**** SOURCE DATA ****
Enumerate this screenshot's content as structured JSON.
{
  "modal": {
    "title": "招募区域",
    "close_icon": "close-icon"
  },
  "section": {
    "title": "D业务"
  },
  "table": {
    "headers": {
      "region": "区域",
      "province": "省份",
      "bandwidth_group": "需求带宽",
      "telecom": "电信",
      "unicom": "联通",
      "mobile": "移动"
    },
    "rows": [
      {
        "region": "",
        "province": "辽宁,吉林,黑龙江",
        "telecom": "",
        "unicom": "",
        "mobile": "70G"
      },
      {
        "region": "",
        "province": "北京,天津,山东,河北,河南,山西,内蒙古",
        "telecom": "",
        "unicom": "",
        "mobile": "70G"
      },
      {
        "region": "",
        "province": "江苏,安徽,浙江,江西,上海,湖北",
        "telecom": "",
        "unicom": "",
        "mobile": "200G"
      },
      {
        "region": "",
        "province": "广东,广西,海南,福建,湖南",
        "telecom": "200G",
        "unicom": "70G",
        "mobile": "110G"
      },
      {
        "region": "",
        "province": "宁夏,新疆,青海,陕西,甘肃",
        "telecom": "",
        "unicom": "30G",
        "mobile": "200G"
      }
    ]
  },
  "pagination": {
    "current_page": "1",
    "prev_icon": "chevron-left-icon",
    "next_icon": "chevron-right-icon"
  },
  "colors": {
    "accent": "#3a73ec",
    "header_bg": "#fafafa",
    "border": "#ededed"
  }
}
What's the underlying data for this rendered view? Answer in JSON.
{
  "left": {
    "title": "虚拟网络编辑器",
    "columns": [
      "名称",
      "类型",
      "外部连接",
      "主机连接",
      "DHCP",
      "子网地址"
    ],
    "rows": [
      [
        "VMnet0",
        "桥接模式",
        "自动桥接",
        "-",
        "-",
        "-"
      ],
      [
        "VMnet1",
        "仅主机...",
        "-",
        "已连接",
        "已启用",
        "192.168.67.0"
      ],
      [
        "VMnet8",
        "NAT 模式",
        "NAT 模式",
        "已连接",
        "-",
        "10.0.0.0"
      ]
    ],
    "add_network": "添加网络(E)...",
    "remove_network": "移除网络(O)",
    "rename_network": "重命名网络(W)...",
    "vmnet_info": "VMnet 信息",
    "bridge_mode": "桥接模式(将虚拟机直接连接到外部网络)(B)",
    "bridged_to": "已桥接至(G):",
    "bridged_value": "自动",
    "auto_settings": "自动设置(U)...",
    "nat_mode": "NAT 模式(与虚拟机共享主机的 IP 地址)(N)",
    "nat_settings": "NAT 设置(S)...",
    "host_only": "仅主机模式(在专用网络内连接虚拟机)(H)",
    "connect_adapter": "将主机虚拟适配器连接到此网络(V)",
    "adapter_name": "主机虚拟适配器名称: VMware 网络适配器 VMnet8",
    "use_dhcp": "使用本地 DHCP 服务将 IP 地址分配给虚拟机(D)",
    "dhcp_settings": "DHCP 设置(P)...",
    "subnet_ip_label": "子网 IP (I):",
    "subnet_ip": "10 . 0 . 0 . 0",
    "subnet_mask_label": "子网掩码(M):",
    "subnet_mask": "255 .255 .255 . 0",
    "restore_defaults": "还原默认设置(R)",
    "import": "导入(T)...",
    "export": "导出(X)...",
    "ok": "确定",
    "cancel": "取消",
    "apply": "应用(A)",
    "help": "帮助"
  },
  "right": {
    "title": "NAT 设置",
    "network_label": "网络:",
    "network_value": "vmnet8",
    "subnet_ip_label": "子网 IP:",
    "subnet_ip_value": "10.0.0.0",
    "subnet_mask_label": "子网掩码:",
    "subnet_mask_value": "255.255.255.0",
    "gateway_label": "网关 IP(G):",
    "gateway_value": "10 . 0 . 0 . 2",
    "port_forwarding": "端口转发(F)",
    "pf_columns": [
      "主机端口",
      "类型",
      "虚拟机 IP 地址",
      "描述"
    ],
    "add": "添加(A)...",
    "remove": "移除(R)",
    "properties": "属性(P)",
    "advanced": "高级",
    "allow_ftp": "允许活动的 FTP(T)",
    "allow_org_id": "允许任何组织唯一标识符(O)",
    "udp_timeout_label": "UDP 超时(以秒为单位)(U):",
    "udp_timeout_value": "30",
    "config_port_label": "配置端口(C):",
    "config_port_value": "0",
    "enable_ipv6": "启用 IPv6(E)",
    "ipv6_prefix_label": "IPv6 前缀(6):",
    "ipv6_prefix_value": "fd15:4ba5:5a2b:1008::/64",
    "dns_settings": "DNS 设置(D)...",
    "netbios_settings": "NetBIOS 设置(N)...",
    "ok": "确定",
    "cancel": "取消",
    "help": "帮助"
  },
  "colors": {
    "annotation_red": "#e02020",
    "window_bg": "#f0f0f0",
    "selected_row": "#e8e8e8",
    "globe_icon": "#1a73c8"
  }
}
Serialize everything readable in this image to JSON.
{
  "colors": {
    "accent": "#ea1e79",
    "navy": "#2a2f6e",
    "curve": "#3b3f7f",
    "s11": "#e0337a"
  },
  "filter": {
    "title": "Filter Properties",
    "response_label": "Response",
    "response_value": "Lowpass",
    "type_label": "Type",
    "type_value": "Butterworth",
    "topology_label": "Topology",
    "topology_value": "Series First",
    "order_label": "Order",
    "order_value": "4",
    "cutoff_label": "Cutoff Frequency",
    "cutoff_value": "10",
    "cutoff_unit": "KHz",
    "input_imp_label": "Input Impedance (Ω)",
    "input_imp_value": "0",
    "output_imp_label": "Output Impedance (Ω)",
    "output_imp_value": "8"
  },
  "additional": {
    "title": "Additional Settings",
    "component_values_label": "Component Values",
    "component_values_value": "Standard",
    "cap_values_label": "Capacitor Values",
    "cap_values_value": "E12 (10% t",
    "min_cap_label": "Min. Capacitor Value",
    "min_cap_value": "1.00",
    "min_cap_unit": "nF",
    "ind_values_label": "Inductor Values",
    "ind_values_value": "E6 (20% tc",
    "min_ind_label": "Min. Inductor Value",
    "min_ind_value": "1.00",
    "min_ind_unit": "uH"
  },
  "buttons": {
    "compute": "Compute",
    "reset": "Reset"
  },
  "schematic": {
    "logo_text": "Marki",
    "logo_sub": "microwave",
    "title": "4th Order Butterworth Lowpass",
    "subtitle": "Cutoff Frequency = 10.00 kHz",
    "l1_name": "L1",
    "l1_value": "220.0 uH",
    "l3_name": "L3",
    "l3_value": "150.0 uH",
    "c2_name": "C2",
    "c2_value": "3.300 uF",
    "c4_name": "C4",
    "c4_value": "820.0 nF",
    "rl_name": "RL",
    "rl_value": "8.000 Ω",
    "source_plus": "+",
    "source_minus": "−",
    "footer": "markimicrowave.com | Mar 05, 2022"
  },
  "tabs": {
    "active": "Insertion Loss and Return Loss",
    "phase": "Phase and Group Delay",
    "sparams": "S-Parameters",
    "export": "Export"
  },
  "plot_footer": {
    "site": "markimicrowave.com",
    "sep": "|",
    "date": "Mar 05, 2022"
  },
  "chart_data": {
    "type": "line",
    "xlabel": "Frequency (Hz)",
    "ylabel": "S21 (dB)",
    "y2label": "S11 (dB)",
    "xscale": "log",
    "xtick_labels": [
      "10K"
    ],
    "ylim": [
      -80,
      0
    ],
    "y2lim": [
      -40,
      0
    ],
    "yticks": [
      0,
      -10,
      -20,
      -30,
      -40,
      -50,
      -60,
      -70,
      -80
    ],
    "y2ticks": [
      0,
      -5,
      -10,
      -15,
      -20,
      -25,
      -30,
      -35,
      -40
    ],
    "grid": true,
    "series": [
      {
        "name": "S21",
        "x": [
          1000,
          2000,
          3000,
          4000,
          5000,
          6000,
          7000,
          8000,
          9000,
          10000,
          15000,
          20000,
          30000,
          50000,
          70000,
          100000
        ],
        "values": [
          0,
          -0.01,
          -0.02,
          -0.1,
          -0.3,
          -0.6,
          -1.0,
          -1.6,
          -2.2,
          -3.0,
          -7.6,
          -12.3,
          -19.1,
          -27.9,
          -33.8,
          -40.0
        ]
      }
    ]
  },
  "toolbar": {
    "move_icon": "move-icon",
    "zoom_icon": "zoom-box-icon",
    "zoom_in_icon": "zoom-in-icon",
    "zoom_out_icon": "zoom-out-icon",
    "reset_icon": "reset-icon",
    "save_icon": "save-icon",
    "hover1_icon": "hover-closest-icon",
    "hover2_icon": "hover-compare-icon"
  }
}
****
Tell how many lines in the material contain the word "DHCP". Only the number is wanted.

3